### [Task to complete]
Are you able to quote each entry exactly as written?

### [Data entries]
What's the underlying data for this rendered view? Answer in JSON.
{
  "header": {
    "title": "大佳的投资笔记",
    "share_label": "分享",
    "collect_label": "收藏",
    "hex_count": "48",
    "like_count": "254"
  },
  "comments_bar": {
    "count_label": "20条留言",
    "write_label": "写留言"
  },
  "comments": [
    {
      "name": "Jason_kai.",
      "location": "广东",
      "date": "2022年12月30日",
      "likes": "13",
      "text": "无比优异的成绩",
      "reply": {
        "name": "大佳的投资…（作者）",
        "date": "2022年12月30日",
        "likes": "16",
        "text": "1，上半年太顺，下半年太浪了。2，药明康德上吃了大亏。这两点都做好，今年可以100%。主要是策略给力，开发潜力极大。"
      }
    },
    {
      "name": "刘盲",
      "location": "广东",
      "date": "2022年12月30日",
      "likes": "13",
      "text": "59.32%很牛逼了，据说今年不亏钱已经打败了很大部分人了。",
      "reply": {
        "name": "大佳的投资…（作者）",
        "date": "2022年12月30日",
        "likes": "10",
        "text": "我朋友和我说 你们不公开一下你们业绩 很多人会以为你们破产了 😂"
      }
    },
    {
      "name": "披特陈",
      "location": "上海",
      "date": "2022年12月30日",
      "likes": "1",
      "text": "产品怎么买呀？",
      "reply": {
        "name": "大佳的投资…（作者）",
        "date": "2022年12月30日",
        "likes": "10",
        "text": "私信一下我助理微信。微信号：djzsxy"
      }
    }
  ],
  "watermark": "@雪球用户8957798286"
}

### [Answer for the task]
What's the underlying data for this rendered view? Answer in JSON.
{
  "header": {
    "title": "大佳的投资笔记",
    "share_label": "分享",
    "collect_label": "收藏",
    "hex_count": "48",
    "like_count": "254"
  },
  "comments_bar": {
    "count_label": "20条留言",
    "write_label": "写留言"
  },
  "comments": [
    {
      "name": "Jason_kai.",
      "location": "广东",
      "date": "2022年12月30日",
      "likes": "13",
      "text": "无比优异的成绩",
      "reply": {
        "name": "大佳的投资…（作者）",
        "date": "2022年12月30日",
        "likes": "16",
        "text": "1，上半年太顺，下半年太浪了。2，药明康德上吃了大亏。这两点都做好，今年可以100%。主要是策略给力，开发潜力极大。"
      }
    },
    {
      "name": "刘盲",
      "location": "广东",
      "date": "2022年12月30日",
      "likes": "13",
      "text": "59.32%很牛逼了，据说今年不亏钱已经打败了很大部分人了。",
      "reply": {
        "name": "大佳的投资…（作者）",
        "date": "2022年12月30日",
        "likes": "10",
        "text": "我朋友和我说 你们不公开一下你们业绩 很多人会以为你们破产了 😂"
      }
    },
    {
      "name": "披特陈",
      "location": "上海",
      "date": "2022年12月30日",
      "likes": "1",
      "text": "产品怎么买呀？",
      "reply": {
        "name": "大佳的投资…（作者）",
        "date": "2022年12月30日",
        "likes": "10",
        "text": "私信一下我助理微信。微信号：djzsxy"
      }
    }
  ],
  "watermark": "@雪球用户8957798286"
}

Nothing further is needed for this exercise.